Brief: Find every line in the records that holds the string "JSON". Copy each one.

(Collection entries)
start

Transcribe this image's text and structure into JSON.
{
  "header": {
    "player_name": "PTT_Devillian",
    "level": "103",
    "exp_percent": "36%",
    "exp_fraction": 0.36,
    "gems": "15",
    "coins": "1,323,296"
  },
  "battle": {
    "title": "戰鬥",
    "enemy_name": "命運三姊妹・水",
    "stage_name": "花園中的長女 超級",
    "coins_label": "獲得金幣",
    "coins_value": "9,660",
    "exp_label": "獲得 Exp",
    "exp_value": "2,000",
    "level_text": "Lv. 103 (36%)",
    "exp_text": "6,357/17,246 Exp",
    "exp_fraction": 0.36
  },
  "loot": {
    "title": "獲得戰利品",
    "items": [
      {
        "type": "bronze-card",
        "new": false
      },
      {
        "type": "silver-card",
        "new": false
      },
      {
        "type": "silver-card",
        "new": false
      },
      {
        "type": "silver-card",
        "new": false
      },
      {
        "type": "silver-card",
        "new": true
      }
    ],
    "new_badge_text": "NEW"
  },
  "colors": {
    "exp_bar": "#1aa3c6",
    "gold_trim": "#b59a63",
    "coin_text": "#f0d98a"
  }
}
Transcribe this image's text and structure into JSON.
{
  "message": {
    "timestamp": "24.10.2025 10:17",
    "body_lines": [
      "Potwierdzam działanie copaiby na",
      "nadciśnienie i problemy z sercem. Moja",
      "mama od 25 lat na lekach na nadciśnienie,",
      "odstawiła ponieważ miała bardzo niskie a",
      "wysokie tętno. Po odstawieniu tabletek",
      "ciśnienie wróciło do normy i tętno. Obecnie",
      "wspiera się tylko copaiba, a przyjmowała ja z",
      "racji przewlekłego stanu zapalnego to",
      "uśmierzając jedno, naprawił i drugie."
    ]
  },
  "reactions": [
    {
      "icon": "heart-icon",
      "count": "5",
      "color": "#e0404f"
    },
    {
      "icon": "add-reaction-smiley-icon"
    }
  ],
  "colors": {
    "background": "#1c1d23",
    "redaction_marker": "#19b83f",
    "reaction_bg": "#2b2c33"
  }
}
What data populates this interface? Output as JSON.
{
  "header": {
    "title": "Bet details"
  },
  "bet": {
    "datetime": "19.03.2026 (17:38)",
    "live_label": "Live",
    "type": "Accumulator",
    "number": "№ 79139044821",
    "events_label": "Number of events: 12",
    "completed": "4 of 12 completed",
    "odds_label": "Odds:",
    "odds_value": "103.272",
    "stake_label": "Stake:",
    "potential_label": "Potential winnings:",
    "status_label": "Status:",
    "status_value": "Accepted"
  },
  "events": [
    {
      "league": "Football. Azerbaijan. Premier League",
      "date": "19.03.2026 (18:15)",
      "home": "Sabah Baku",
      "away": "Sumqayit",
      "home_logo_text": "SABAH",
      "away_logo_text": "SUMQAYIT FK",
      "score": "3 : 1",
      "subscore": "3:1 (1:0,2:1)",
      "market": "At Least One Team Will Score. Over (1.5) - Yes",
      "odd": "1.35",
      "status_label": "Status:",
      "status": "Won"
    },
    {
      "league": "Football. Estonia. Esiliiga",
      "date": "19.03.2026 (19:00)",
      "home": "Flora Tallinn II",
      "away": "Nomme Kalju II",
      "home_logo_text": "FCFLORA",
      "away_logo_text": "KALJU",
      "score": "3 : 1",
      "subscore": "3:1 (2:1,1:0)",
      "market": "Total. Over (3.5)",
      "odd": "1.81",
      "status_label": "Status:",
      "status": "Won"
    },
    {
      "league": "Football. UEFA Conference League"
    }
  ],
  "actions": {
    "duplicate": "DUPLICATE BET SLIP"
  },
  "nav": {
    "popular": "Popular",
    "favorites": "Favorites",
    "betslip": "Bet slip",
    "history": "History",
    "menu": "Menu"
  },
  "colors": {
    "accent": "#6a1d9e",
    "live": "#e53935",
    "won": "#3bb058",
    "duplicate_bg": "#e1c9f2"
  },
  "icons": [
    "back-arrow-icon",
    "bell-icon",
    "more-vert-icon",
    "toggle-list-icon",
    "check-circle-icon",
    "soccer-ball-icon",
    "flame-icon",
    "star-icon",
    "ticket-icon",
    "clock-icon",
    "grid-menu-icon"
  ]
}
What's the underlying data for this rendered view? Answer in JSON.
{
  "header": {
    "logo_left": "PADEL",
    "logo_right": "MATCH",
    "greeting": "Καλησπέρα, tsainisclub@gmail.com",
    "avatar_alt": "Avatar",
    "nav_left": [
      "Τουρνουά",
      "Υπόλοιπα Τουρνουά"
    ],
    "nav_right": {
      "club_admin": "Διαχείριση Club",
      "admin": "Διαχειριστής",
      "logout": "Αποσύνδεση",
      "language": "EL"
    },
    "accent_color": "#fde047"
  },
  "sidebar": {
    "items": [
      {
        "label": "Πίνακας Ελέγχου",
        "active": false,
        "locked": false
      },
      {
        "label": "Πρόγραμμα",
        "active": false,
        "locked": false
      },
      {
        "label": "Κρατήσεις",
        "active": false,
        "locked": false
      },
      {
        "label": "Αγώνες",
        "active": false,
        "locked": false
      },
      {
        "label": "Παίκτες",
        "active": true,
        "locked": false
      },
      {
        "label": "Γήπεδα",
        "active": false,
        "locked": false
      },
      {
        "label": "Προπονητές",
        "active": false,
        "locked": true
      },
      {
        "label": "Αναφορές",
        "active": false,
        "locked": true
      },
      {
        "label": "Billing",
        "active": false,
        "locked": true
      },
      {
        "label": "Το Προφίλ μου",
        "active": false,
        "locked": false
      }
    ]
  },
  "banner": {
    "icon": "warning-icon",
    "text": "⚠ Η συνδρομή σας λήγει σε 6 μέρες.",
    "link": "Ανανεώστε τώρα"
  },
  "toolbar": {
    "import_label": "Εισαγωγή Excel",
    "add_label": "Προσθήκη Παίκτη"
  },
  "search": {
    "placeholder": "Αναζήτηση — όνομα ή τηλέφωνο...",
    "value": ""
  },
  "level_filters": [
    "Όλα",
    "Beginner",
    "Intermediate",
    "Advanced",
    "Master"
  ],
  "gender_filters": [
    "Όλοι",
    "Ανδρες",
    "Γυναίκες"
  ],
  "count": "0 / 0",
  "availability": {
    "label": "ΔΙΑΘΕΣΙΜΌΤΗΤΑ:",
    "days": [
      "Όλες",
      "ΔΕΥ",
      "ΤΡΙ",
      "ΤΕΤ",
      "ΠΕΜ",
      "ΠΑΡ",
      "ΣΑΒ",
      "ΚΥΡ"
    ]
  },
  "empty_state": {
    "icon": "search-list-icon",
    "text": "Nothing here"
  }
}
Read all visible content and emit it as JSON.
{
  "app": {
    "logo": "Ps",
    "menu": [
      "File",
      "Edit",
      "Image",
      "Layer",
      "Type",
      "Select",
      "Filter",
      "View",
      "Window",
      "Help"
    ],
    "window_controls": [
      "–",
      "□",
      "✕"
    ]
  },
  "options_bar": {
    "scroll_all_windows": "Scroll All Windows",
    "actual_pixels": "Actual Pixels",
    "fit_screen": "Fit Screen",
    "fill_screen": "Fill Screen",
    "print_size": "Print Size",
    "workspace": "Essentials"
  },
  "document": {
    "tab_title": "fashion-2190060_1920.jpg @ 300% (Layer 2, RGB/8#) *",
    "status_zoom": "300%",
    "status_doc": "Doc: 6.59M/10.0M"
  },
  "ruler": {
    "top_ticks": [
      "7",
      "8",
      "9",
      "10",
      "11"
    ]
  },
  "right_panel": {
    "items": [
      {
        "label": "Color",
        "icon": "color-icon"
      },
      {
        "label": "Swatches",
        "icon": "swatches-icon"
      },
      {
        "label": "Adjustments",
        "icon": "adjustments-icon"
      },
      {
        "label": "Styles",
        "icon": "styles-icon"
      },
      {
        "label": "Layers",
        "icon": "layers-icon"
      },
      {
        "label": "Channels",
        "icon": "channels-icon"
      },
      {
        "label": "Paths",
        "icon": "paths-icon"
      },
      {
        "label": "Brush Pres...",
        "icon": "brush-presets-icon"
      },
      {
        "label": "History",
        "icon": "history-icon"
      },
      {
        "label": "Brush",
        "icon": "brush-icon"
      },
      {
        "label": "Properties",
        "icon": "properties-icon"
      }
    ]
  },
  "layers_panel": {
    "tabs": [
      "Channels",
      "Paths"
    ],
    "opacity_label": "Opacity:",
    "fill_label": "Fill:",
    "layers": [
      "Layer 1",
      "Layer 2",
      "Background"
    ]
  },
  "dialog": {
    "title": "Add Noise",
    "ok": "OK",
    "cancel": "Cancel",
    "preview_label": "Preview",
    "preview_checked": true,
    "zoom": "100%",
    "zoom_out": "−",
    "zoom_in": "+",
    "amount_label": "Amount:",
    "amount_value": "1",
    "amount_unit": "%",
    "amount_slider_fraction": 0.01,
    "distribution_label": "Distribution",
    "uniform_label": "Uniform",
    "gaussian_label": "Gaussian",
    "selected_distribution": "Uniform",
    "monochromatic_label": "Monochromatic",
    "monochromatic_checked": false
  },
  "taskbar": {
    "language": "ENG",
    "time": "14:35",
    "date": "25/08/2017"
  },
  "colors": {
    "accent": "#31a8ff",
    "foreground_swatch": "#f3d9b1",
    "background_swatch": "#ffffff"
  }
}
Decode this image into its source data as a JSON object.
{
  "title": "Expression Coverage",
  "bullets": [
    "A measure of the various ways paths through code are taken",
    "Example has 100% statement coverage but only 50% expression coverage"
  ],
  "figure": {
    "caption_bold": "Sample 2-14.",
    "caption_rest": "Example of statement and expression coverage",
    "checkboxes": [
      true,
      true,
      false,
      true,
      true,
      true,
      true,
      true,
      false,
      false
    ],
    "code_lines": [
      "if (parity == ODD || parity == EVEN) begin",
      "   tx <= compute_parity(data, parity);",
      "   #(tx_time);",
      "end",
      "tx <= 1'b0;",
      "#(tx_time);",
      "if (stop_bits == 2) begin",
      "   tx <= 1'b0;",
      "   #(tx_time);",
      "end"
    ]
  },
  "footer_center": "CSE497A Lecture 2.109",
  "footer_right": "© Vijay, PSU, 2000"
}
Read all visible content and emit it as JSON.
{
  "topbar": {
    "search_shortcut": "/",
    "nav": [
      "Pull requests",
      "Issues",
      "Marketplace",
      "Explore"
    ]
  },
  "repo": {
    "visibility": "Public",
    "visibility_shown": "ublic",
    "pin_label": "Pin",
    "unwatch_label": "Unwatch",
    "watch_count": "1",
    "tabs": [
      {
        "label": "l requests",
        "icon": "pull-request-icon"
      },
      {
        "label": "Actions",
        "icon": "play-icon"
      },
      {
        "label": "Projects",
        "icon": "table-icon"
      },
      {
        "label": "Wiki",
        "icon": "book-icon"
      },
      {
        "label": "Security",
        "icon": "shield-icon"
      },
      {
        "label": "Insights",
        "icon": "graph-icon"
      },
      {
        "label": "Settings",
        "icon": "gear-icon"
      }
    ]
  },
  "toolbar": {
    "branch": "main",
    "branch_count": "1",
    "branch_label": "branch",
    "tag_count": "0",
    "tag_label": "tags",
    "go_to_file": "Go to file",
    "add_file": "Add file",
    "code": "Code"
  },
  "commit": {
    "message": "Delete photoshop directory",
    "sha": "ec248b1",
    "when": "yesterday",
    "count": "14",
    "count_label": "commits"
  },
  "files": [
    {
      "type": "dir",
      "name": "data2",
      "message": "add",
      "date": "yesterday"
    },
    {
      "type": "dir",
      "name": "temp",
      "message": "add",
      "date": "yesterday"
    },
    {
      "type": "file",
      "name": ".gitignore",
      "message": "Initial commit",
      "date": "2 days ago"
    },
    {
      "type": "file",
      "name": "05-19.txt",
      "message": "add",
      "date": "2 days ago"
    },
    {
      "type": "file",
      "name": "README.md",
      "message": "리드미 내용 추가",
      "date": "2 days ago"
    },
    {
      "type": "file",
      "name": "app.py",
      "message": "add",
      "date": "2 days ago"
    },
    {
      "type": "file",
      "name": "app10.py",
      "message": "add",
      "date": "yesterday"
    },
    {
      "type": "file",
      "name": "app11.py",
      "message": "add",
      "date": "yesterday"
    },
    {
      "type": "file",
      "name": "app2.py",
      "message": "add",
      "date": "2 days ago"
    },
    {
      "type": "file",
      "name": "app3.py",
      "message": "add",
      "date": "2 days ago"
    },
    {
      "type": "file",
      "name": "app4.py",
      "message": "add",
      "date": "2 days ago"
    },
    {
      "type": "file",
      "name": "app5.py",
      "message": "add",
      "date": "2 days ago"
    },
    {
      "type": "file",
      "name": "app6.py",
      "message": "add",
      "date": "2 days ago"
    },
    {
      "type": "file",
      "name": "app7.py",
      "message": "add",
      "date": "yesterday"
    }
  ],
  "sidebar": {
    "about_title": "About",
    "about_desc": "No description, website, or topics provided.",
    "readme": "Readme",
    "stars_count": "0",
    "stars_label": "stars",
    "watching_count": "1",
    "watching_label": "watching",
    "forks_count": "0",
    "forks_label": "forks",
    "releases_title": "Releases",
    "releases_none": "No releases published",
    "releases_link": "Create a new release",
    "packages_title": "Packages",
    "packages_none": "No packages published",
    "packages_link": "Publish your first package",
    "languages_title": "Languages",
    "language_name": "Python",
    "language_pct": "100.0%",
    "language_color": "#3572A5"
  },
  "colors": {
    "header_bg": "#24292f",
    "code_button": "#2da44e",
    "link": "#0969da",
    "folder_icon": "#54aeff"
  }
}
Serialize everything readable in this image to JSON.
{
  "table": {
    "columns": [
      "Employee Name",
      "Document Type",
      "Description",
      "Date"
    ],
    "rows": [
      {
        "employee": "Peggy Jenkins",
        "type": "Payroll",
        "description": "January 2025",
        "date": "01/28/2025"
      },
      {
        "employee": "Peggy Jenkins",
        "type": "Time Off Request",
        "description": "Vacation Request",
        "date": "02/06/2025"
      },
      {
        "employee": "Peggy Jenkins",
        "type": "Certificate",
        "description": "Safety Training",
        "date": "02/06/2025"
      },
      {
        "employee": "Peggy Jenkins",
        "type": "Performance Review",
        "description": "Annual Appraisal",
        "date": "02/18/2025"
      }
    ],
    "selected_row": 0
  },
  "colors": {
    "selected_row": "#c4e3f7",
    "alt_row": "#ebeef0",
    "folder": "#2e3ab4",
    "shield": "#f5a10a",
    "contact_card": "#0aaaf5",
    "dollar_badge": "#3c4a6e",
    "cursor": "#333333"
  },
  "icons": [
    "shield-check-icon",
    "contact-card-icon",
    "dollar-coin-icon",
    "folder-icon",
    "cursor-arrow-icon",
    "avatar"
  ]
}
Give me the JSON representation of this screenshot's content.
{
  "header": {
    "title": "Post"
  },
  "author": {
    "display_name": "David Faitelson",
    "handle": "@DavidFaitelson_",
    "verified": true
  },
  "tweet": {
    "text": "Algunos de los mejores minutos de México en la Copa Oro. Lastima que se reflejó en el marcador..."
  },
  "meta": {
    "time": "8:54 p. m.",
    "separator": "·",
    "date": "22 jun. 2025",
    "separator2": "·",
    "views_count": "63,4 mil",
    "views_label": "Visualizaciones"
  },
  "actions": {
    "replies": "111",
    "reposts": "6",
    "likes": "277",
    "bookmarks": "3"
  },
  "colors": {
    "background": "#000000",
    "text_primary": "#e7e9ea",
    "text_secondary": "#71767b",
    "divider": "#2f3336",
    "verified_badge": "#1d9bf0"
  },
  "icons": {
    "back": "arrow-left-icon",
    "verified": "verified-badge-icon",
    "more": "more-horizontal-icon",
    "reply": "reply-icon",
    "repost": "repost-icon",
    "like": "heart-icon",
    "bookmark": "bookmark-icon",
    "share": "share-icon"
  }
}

end

Reply:
Transcribe this image's text and structure into JSON.
Transcribe this image's text and structure into JSON.
What data populates this interface? Output as JSON.
What's the underlying data for this rendered view? Answer in JSON.
Read all visible content and emit it as JSON.
Decode this image into its source data as a JSON object.
Read all visible content and emit it as JSON.
Serialize everything readable in this image to JSON.
Give me the JSON representation of this screenshot's content.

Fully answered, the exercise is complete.